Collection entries
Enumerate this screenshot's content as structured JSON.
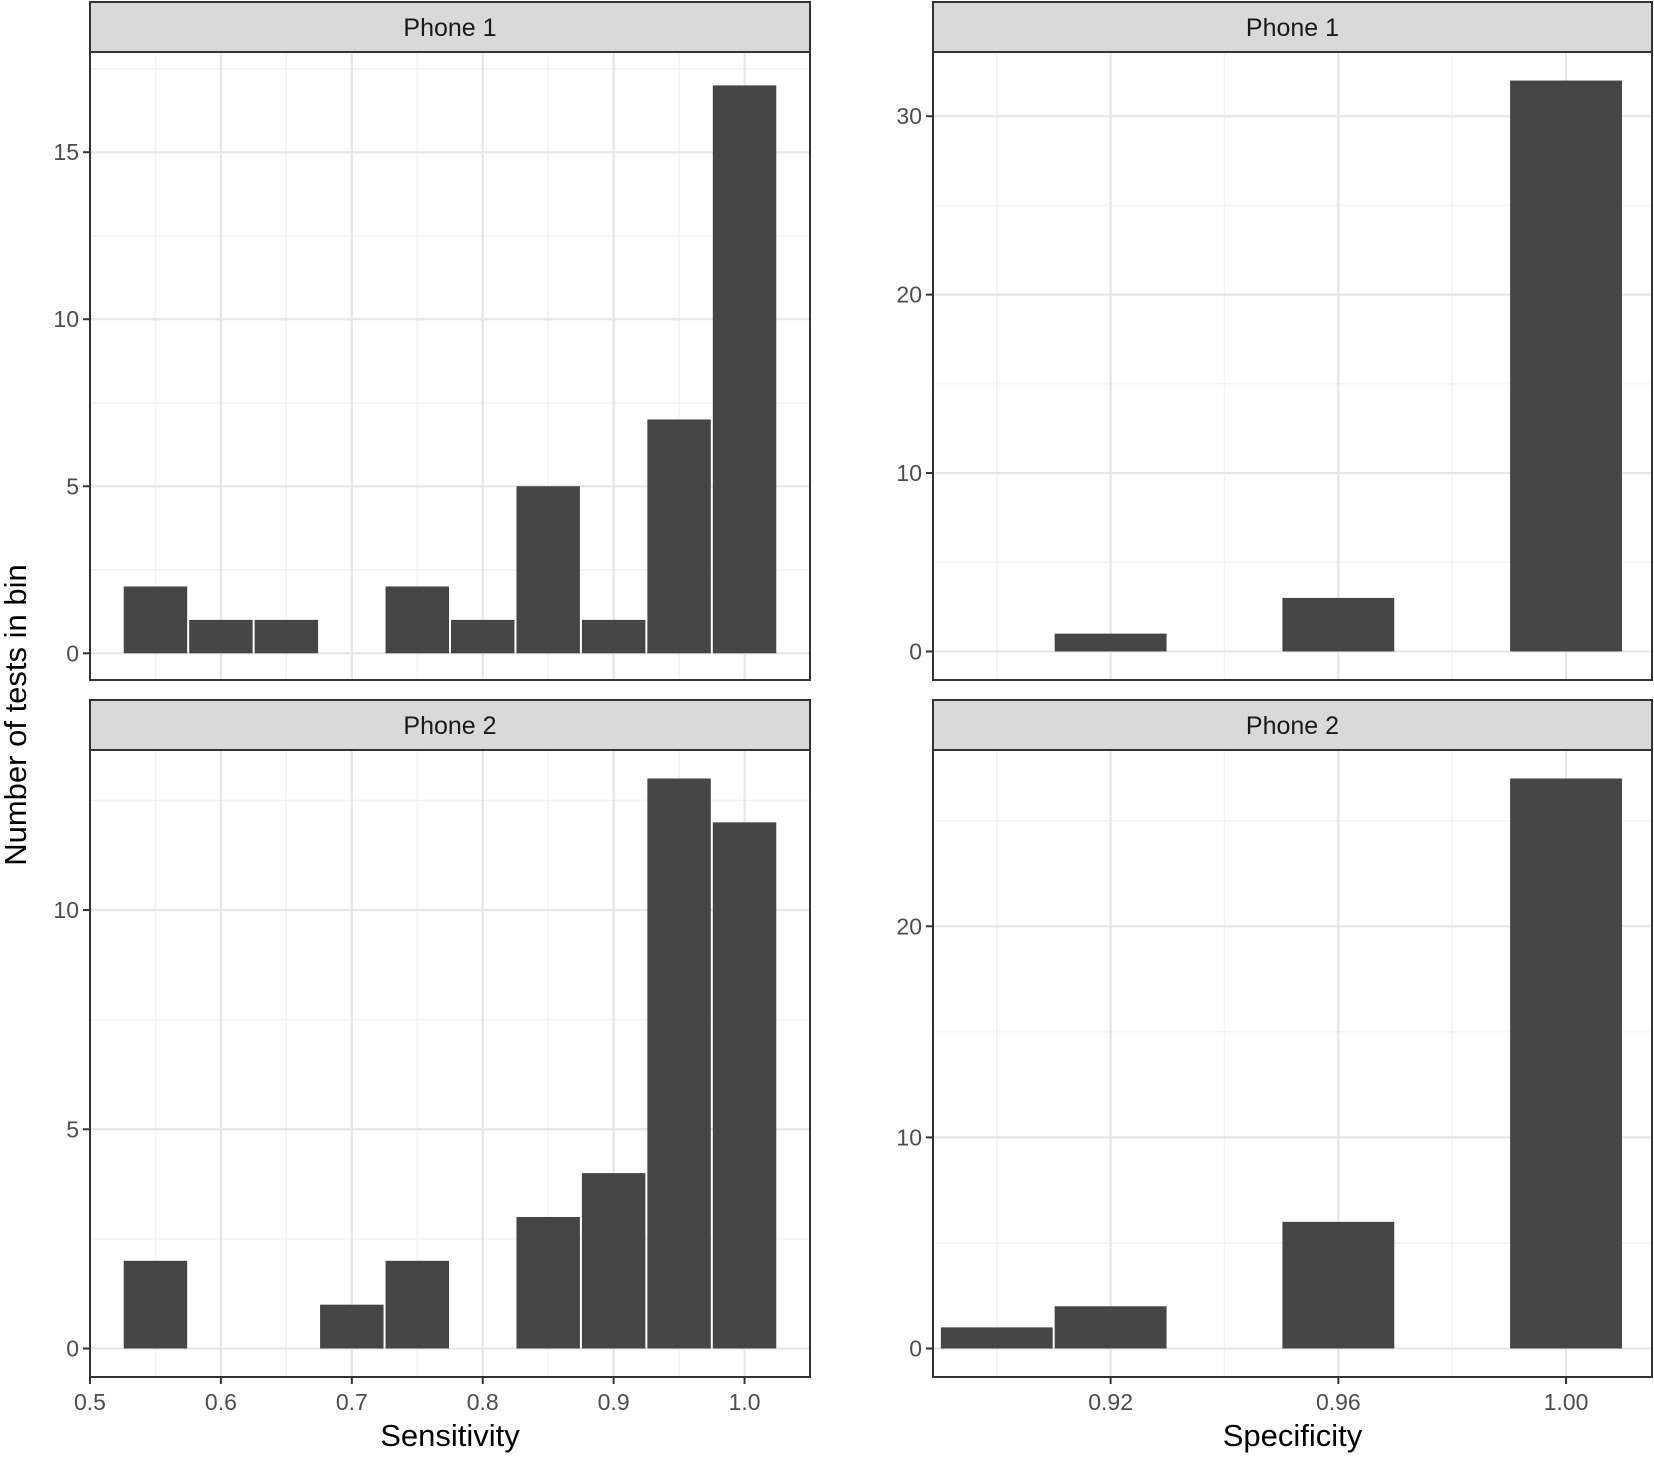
{
  "figure": {
    "ylabel": "Number of tests in bin",
    "colors": {
      "bar": "#454545",
      "strip_fill": "#d9d9d9",
      "panel_border": "#333333",
      "grid_major": "#e6e6e6",
      "grid_minor": "#f2f2f2",
      "background": "#ffffff"
    }
  },
  "chart_data": [
    {
      "type": "bar",
      "panel": "sens-phone1",
      "strip": "Phone 1",
      "xlabel": "",
      "ylabel": "Number of tests in bin",
      "xlim": [
        0.5,
        1.05
      ],
      "ylim": [
        -0.8,
        18.0
      ],
      "x_ticks": [
        0.5,
        0.6,
        0.7,
        0.8,
        0.9,
        1.0
      ],
      "x_tick_labels": [],
      "y_ticks": [
        0,
        5,
        10,
        15
      ],
      "y_tick_labels": [
        "0",
        "5",
        "10",
        "15"
      ],
      "bin_width": 0.05,
      "bins": [
        {
          "center": 0.55,
          "count": 2
        },
        {
          "center": 0.6,
          "count": 1
        },
        {
          "center": 0.65,
          "count": 1
        },
        {
          "center": 0.75,
          "count": 2
        },
        {
          "center": 0.8,
          "count": 1
        },
        {
          "center": 0.85,
          "count": 5
        },
        {
          "center": 0.9,
          "count": 1
        },
        {
          "center": 0.95,
          "count": 7
        },
        {
          "center": 1.0,
          "count": 17
        }
      ],
      "grid": true
    },
    {
      "type": "bar",
      "panel": "spec-phone1",
      "strip": "Phone 1",
      "xlabel": "",
      "xlim": [
        0.8888,
        1.0151
      ],
      "ylim": [
        -1.6,
        33.6
      ],
      "x_ticks": [
        0.92,
        0.96,
        1.0
      ],
      "x_tick_labels": [],
      "y_ticks": [
        0,
        10,
        20,
        30
      ],
      "y_tick_labels": [
        "0",
        "10",
        "20",
        "30"
      ],
      "bin_width": 0.02,
      "bins": [
        {
          "center": 0.9,
          "count": 0
        },
        {
          "center": 0.92,
          "count": 1
        },
        {
          "center": 0.96,
          "count": 3
        },
        {
          "center": 1.0,
          "count": 32
        }
      ],
      "grid": true
    },
    {
      "type": "bar",
      "panel": "sens-phone2",
      "strip": "Phone 2",
      "xlabel": "Sensitivity",
      "xlim": [
        0.5,
        1.05
      ],
      "ylim": [
        -0.65,
        13.65
      ],
      "x_ticks": [
        0.5,
        0.6,
        0.7,
        0.8,
        0.9,
        1.0
      ],
      "x_tick_labels": [
        "0.5",
        "0.6",
        "0.7",
        "0.8",
        "0.9",
        "1.0"
      ],
      "y_ticks": [
        0,
        5,
        10
      ],
      "y_tick_labels": [
        "0",
        "5",
        "10"
      ],
      "bin_width": 0.05,
      "bins": [
        {
          "center": 0.55,
          "count": 2
        },
        {
          "center": 0.7,
          "count": 1
        },
        {
          "center": 0.75,
          "count": 2
        },
        {
          "center": 0.85,
          "count": 3
        },
        {
          "center": 0.9,
          "count": 4
        },
        {
          "center": 0.95,
          "count": 13
        },
        {
          "center": 1.0,
          "count": 12
        }
      ],
      "grid": true
    },
    {
      "type": "bar",
      "panel": "spec-phone2",
      "strip": "Phone 2",
      "xlabel": "Specificity",
      "xlim": [
        0.8888,
        1.0151
      ],
      "ylim": [
        -1.35,
        28.35
      ],
      "x_ticks": [
        0.92,
        0.96,
        1.0
      ],
      "x_tick_labels": [
        "0.92",
        "0.96",
        "1.00"
      ],
      "y_ticks": [
        0,
        10,
        20
      ],
      "y_tick_labels": [
        "0",
        "10",
        "20"
      ],
      "bin_width": 0.02,
      "bins": [
        {
          "center": 0.9,
          "count": 1
        },
        {
          "center": 0.92,
          "count": 2
        },
        {
          "center": 0.96,
          "count": 6
        },
        {
          "center": 1.0,
          "count": 27
        }
      ],
      "grid": true
    }
  ]
}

**BRIEF**: Keep the pictures out of the copy and write out the data exactly as it stands.

**EXERCISE RESPONSE**:
Enumerate this screenshot's content as structured JSON.
{
  "figure": {
    "ylabel": "Number of tests in bin",
    "colors": {
      "bar": "#454545",
      "strip_fill": "#d9d9d9",
      "panel_border": "#333333",
      "grid_major": "#e6e6e6",
      "grid_minor": "#f2f2f2",
      "background": "#ffffff"
    }
  },
  "chart_data": [
    {
      "type": "bar",
      "panel": "sens-phone1",
      "strip": "Phone 1",
      "xlabel": "",
      "ylabel": "Number of tests in bin",
      "xlim": [
        0.5,
        1.05
      ],
      "ylim": [
        -0.8,
        18.0
      ],
      "x_ticks": [
        0.5,
        0.6,
        0.7,
        0.8,
        0.9,
        1.0
      ],
      "x_tick_labels": [],
      "y_ticks": [
        0,
        5,
        10,
        15
      ],
      "y_tick_labels": [
        "0",
        "5",
        "10",
        "15"
      ],
      "bin_width": 0.05,
      "bins": [
        {
          "center": 0.55,
          "count": 2
        },
        {
          "center": 0.6,
          "count": 1
        },
        {
          "center": 0.65,
          "count": 1
        },
        {
          "center": 0.75,
          "count": 2
        },
        {
          "center": 0.8,
          "count": 1
        },
        {
          "center": 0.85,
          "count": 5
        },
        {
          "center": 0.9,
          "count": 1
        },
        {
          "center": 0.95,
          "count": 7
        },
        {
          "center": 1.0,
          "count": 17
        }
      ],
      "grid": true
    },
    {
      "type": "bar",
      "panel": "spec-phone1",
      "strip": "Phone 1",
      "xlabel": "",
      "xlim": [
        0.8888,
        1.0151
      ],
      "ylim": [
        -1.6,
        33.6
      ],
      "x_ticks": [
        0.92,
        0.96,
        1.0
      ],
      "x_tick_labels": [],
      "y_ticks": [
        0,
        10,
        20,
        30
      ],
      "y_tick_labels": [
        "0",
        "10",
        "20",
        "30"
      ],
      "bin_width": 0.02,
      "bins": [
        {
          "center": 0.9,
          "count": 0
        },
        {
          "center": 0.92,
          "count": 1
        },
        {
          "center": 0.96,
          "count": 3
        },
        {
          "center": 1.0,
          "count": 32
        }
      ],
      "grid": true
    },
    {
      "type": "bar",
      "panel": "sens-phone2",
      "strip": "Phone 2",
      "xlabel": "Sensitivity",
      "xlim": [
        0.5,
        1.05
      ],
      "ylim": [
        -0.65,
        13.65
      ],
      "x_ticks": [
        0.5,
        0.6,
        0.7,
        0.8,
        0.9,
        1.0
      ],
      "x_tick_labels": [
        "0.5",
        "0.6",
        "0.7",
        "0.8",
        "0.9",
        "1.0"
      ],
      "y_ticks": [
        0,
        5,
        10
      ],
      "y_tick_labels": [
        "0",
        "5",
        "10"
      ],
      "bin_width": 0.05,
      "bins": [
        {
          "center": 0.55,
          "count": 2
        },
        {
          "center": 0.7,
          "count": 1
        },
        {
          "center": 0.75,
          "count": 2
        },
        {
          "center": 0.85,
          "count": 3
        },
        {
          "center": 0.9,
          "count": 4
        },
        {
          "center": 0.95,
          "count": 13
        },
        {
          "center": 1.0,
          "count": 12
        }
      ],
      "grid": true
    },
    {
      "type": "bar",
      "panel": "spec-phone2",
      "strip": "Phone 2",
      "xlabel": "Specificity",
      "xlim": [
        0.8888,
        1.0151
      ],
      "ylim": [
        -1.35,
        28.35
      ],
      "x_ticks": [
        0.92,
        0.96,
        1.0
      ],
      "x_tick_labels": [
        "0.92",
        "0.96",
        "1.00"
      ],
      "y_ticks": [
        0,
        10,
        20
      ],
      "y_tick_labels": [
        "0",
        "10",
        "20"
      ],
      "bin_width": 0.02,
      "bins": [
        {
          "center": 0.9,
          "count": 1
        },
        {
          "center": 0.92,
          "count": 2
        },
        {
          "center": 0.96,
          "count": 6
        },
        {
          "center": 1.0,
          "count": 27
        }
      ],
      "grid": true
    }
  ]
}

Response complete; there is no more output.